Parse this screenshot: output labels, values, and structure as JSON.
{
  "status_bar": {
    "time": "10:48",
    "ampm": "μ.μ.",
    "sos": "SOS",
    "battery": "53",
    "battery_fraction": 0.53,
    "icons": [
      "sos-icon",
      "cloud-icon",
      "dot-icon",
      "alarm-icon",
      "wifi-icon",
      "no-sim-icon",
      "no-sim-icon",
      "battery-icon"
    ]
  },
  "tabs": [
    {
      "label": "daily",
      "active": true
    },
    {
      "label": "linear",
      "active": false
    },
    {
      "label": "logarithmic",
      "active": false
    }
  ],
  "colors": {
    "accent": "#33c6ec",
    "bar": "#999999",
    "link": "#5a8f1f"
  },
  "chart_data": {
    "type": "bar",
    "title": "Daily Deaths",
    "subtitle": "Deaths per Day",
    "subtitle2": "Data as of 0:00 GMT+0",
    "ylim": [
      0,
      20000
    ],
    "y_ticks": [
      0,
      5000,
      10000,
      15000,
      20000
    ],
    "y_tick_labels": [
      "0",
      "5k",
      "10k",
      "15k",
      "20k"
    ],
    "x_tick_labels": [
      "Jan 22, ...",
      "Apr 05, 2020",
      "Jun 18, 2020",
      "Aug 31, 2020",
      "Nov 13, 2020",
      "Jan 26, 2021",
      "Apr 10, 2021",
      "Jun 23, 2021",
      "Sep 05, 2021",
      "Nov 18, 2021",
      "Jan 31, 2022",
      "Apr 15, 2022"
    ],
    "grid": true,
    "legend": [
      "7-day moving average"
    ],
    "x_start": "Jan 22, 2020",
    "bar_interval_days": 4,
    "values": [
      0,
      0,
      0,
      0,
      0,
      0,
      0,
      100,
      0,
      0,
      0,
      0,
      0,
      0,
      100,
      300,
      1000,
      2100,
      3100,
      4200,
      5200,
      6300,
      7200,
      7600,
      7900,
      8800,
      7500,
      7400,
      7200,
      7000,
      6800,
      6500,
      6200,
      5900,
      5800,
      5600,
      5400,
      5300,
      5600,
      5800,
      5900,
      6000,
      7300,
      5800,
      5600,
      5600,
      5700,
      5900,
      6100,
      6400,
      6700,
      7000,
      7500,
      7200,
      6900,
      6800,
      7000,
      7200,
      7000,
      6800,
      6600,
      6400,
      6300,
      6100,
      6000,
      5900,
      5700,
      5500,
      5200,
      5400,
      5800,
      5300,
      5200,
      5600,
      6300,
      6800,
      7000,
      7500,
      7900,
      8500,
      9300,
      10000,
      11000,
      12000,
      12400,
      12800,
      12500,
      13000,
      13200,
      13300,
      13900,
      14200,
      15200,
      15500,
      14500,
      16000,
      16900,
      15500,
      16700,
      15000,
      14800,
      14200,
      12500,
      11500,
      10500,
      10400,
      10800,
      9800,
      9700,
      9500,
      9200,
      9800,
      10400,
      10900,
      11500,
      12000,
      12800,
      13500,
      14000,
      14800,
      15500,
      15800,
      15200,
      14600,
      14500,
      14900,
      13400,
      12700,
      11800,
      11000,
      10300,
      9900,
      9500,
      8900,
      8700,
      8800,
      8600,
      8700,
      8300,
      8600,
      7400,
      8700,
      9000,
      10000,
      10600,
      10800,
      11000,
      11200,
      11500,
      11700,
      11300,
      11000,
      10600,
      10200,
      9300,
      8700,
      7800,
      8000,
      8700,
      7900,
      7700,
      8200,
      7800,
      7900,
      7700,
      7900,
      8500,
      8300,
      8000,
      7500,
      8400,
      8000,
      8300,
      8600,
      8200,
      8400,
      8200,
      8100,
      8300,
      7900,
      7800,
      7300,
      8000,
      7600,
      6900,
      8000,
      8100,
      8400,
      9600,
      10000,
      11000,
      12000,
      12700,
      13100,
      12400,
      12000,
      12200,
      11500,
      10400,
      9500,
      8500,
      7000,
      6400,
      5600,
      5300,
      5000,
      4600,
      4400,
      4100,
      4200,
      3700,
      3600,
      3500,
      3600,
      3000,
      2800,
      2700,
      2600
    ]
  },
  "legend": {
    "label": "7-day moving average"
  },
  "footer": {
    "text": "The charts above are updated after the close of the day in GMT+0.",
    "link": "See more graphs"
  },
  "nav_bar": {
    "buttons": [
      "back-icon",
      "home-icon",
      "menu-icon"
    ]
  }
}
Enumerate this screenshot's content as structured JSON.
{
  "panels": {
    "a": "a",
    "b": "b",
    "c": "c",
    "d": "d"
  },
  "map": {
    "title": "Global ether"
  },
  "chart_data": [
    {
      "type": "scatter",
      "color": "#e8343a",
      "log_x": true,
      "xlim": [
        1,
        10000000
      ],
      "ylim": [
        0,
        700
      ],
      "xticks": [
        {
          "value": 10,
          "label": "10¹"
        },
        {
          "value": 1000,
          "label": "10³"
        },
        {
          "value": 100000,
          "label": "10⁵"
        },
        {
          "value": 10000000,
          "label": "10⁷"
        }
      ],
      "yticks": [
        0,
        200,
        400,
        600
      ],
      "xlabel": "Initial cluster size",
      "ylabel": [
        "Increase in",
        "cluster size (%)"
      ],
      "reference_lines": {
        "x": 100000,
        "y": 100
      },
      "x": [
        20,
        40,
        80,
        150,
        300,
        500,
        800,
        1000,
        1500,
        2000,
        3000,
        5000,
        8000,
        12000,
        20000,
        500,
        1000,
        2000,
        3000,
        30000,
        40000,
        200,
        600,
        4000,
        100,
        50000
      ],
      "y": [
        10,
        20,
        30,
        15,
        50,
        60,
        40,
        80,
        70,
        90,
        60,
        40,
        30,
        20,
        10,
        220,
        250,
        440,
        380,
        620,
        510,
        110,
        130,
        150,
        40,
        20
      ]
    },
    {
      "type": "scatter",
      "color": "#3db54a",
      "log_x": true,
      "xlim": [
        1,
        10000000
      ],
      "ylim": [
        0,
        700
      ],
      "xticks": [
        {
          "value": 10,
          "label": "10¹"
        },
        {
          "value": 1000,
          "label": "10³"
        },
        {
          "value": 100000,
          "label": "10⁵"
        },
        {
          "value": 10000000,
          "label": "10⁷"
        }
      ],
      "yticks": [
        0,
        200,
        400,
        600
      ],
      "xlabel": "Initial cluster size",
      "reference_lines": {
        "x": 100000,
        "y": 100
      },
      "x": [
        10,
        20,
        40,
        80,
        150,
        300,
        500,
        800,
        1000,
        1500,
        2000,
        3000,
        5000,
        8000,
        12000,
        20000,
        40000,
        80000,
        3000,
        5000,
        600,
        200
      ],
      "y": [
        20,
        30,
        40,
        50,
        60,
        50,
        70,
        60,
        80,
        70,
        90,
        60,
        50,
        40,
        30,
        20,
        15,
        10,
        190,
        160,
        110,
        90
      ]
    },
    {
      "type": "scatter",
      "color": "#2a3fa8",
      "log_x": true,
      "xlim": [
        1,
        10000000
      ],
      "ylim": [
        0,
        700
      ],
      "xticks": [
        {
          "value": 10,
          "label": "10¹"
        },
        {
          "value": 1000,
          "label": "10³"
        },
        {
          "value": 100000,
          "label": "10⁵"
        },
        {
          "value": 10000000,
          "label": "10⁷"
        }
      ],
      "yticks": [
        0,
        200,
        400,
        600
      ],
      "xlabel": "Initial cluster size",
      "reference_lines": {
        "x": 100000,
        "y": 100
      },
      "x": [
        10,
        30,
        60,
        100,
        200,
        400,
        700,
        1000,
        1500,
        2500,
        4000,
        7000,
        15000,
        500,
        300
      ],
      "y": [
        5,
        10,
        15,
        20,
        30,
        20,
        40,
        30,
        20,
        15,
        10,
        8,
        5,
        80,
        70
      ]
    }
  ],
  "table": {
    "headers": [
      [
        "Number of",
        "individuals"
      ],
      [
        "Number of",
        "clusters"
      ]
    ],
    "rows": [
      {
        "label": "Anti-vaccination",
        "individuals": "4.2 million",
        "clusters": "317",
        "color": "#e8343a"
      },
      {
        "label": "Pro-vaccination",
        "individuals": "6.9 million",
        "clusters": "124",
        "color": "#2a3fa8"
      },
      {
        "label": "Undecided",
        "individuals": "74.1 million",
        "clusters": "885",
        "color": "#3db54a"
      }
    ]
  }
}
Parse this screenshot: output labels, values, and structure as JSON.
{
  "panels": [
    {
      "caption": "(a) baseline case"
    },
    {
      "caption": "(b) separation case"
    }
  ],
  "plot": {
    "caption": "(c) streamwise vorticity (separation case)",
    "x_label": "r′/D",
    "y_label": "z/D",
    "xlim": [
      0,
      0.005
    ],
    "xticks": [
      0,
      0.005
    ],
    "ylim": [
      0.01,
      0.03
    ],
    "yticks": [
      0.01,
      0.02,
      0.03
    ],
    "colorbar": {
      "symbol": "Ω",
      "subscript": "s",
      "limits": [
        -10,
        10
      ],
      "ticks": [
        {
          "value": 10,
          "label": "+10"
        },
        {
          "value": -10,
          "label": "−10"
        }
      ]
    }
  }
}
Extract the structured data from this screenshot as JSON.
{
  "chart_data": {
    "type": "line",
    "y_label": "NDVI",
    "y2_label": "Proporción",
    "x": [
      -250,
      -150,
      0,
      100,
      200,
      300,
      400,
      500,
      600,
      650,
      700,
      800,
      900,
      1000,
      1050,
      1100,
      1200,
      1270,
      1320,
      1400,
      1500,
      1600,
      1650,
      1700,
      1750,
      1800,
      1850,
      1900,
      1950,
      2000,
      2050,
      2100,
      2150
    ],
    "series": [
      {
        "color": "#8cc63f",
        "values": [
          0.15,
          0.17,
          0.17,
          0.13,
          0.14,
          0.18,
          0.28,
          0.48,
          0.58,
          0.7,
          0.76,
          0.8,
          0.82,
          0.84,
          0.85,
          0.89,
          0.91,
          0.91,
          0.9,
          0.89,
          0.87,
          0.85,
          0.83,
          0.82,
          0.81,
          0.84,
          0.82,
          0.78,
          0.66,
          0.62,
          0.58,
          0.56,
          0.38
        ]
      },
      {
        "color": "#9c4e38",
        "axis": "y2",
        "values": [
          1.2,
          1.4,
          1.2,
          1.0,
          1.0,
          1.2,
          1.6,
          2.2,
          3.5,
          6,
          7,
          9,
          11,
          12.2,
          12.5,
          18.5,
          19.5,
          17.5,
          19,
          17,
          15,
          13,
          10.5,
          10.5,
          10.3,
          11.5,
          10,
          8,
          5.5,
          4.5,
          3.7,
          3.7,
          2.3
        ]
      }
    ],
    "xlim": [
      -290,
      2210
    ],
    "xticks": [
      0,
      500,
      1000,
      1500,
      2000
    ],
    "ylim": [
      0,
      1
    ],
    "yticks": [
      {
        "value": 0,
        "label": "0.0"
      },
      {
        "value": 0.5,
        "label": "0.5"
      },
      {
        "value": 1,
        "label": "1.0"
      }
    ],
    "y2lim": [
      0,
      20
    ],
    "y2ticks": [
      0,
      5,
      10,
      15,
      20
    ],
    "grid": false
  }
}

* **Your objective**: Find each line in the records holding the string "individuals" and show it.

* **Solution for this problem**:
        "individuals"
        "individuals": "4.2 million",
        "individuals": "6.9 million",
        "individuals": "74.1 million",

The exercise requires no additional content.